What is being asked.
Extract each line where the string "right" shows up.

Given records.

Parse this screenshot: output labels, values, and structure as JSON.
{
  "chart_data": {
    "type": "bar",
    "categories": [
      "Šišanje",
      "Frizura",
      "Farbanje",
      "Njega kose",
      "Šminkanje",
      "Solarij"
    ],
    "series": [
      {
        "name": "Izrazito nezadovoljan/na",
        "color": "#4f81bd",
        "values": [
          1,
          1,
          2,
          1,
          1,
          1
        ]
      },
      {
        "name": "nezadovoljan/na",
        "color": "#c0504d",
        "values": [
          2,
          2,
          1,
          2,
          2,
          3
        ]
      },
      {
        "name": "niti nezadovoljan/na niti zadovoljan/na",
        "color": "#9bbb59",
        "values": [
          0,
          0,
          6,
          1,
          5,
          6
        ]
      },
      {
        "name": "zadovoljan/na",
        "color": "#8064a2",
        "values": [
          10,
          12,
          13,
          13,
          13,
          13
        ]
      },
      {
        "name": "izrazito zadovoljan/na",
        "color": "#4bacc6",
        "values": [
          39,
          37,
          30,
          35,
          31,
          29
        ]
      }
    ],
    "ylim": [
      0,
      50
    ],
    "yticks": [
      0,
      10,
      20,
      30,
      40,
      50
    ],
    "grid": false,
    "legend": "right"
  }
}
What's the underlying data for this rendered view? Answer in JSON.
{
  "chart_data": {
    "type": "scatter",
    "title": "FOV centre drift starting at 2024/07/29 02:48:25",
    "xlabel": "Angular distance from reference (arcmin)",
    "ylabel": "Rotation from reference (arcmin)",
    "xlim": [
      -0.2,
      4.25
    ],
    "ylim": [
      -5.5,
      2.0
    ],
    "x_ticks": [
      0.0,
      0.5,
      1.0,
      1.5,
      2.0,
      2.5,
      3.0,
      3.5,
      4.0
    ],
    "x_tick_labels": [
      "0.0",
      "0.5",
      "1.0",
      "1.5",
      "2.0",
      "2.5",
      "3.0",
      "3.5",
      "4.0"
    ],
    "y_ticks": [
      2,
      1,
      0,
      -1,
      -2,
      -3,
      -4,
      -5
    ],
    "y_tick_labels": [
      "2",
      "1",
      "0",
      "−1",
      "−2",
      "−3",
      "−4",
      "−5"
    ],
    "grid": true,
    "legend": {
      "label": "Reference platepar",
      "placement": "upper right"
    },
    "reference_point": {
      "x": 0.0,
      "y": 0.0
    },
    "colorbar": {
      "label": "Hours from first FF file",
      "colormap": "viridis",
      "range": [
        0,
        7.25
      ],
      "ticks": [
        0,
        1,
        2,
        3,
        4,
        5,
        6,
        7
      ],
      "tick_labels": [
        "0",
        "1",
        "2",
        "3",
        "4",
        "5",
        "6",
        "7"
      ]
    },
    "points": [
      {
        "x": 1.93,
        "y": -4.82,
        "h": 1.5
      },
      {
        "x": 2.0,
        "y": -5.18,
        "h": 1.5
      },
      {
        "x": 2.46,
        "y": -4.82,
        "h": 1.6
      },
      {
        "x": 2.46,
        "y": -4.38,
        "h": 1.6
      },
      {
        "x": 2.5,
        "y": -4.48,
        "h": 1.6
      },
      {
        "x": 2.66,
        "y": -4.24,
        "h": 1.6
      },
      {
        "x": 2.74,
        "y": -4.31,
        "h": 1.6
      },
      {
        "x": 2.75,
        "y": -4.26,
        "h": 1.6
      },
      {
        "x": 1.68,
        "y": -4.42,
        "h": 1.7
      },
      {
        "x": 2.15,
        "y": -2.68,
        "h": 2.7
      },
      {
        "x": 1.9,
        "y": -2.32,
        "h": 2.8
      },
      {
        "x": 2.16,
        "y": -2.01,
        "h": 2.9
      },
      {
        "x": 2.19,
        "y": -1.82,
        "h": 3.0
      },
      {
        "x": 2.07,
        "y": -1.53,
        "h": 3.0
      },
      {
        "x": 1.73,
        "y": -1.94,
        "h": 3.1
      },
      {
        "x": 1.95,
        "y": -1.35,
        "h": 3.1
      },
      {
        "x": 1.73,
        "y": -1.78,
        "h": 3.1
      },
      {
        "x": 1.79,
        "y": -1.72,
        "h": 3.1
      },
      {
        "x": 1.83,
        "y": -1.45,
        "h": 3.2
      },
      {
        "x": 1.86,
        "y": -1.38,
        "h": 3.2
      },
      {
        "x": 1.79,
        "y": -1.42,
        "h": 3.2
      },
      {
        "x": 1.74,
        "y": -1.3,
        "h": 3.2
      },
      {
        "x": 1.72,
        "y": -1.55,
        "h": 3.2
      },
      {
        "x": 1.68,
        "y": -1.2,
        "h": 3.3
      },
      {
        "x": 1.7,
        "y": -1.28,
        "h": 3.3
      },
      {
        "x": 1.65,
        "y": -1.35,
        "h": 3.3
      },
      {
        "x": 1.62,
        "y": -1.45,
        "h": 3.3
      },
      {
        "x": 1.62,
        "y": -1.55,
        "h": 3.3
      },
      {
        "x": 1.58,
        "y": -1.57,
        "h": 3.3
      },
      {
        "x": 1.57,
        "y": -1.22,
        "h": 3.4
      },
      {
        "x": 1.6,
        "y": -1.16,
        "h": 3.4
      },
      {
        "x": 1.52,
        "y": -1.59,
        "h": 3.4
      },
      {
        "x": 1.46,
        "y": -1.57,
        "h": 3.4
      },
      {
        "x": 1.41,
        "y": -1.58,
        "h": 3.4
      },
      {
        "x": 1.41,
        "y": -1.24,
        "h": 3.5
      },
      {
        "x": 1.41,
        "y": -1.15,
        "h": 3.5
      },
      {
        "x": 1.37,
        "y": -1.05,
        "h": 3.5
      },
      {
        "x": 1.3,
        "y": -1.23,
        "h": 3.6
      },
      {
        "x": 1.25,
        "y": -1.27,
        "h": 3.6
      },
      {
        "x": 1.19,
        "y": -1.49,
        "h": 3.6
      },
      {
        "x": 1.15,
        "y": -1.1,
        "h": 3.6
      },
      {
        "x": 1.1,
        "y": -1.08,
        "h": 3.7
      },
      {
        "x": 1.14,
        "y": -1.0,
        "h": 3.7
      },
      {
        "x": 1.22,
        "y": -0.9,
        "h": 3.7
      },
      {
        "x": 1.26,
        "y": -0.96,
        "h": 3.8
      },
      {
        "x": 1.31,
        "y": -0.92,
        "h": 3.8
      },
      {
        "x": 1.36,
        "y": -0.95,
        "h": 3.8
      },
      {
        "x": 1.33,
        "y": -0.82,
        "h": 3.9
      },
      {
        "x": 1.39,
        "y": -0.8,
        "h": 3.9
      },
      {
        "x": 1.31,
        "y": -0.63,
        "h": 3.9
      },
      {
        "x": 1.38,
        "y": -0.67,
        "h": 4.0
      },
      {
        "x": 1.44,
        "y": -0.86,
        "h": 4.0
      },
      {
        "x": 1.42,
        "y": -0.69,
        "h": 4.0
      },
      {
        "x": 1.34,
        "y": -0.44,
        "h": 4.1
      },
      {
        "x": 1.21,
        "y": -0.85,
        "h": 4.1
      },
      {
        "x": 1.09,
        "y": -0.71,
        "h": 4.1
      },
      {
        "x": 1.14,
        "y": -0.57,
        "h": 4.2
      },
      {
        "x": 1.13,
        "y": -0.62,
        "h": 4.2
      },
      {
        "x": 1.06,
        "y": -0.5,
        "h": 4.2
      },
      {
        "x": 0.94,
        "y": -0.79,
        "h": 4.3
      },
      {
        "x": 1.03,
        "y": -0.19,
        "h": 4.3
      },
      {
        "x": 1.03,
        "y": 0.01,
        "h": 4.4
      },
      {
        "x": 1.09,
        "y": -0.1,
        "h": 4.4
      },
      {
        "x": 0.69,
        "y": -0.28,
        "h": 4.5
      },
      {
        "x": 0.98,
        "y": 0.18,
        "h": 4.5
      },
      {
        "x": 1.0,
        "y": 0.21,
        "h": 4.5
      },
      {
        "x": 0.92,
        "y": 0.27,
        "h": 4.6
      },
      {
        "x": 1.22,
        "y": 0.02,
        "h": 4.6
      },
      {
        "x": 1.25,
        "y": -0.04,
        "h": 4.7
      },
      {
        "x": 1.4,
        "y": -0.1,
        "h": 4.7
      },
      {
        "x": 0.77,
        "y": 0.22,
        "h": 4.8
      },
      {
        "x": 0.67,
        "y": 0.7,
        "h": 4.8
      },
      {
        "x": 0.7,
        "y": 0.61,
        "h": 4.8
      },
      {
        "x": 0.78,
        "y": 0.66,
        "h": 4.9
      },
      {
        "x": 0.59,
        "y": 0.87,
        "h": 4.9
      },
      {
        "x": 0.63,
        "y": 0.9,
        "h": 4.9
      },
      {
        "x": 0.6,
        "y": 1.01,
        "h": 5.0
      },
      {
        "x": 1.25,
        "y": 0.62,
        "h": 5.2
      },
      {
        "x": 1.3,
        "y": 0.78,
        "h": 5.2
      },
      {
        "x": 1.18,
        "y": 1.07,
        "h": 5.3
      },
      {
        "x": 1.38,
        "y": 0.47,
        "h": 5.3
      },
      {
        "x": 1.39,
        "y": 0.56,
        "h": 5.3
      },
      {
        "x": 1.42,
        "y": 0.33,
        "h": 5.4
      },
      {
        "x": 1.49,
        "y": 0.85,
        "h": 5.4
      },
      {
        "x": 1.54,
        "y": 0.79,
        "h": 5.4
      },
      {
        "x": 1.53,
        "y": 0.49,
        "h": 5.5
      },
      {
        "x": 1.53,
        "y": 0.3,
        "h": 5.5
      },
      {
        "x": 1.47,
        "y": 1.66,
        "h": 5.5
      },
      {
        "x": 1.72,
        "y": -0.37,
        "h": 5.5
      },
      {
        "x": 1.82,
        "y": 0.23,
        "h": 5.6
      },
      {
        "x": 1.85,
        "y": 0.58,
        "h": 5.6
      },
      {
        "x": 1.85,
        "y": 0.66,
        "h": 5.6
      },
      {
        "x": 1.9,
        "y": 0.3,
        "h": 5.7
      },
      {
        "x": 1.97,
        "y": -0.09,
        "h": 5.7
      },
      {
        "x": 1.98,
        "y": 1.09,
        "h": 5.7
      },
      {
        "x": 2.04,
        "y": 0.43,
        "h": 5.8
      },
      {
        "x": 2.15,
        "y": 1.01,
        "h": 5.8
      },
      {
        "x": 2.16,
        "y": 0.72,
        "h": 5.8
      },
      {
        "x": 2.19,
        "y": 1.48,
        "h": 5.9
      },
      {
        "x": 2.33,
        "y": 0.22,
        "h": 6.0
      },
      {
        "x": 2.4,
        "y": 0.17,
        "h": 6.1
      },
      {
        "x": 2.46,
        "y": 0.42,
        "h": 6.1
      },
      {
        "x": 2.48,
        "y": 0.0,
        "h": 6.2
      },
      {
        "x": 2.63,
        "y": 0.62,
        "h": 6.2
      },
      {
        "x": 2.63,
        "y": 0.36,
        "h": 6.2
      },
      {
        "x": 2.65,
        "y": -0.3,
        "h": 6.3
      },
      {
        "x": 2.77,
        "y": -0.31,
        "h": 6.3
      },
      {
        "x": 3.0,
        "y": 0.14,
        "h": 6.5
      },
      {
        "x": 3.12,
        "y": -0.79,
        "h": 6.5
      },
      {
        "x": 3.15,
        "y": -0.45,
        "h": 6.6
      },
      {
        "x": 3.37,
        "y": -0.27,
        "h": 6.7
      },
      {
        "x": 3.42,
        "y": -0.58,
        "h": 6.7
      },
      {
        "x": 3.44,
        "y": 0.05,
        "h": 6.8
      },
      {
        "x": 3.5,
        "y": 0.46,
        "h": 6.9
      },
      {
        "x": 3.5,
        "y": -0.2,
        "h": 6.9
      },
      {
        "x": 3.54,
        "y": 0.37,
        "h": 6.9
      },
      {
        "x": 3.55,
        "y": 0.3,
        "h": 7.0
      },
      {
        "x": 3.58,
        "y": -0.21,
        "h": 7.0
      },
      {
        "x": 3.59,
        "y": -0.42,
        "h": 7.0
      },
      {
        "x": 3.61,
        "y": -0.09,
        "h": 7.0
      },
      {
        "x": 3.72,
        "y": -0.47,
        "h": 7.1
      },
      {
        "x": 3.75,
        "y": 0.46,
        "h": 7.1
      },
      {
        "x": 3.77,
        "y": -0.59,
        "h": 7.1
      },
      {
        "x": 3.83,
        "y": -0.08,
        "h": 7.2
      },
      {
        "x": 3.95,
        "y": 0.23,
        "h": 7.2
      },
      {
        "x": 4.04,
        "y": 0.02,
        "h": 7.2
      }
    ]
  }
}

Exercise answer.
    "legend": "right"
      "placement": "upper right"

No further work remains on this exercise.